## [Prompt]
Scan the entries below. List each line with "JSON".

Stored data entries:
##############################
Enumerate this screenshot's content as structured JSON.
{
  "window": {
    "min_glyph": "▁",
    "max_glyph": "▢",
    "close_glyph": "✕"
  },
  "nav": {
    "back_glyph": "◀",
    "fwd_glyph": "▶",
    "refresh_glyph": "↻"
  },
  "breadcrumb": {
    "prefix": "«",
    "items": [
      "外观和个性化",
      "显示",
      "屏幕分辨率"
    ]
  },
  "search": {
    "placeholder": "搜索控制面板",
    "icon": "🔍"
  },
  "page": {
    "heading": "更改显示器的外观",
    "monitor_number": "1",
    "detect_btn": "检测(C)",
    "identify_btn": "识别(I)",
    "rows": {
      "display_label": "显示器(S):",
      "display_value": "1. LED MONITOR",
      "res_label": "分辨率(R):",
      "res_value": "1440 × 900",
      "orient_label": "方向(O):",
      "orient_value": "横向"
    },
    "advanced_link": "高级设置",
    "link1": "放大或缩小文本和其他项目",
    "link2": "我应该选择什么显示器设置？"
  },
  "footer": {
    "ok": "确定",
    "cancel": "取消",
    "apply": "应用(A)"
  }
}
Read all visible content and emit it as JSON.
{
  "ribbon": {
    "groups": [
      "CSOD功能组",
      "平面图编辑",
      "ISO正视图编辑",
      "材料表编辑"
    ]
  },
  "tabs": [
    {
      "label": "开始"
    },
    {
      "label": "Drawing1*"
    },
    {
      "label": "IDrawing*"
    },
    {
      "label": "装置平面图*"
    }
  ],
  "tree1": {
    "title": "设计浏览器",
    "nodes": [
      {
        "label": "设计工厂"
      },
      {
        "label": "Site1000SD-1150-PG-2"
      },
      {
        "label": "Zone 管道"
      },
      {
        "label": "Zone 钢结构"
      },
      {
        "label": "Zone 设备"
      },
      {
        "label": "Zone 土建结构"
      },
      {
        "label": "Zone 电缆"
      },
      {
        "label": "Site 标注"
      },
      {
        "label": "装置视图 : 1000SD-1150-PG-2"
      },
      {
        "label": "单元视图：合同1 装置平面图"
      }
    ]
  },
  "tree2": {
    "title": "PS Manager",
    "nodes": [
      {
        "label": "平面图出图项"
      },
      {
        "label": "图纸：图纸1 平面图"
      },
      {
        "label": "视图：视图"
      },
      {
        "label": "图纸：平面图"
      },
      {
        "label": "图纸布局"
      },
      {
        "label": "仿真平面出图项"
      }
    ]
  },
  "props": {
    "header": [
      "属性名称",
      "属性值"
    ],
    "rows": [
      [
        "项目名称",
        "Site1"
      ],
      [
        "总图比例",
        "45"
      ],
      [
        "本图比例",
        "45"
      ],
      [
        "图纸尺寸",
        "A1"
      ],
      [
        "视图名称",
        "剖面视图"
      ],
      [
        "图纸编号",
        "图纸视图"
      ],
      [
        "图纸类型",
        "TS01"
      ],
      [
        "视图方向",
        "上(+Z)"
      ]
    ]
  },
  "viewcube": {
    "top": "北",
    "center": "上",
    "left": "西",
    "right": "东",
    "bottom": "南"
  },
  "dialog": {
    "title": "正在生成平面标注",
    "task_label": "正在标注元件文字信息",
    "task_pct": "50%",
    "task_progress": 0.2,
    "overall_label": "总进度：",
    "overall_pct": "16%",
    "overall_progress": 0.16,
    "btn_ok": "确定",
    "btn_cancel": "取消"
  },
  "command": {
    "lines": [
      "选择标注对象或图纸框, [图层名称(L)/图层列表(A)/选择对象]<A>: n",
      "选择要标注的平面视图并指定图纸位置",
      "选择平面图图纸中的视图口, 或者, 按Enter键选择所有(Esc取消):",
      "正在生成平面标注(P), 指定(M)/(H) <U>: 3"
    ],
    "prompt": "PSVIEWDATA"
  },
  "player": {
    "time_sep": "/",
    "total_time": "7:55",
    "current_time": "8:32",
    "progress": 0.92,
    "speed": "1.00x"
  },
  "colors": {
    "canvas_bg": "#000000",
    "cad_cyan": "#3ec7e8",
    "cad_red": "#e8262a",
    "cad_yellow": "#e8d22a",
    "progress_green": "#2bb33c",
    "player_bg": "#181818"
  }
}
##############################
## [Answer in full]
Enumerate this screenshot's content as structured JSON.
Read all visible content and emit it as JSON.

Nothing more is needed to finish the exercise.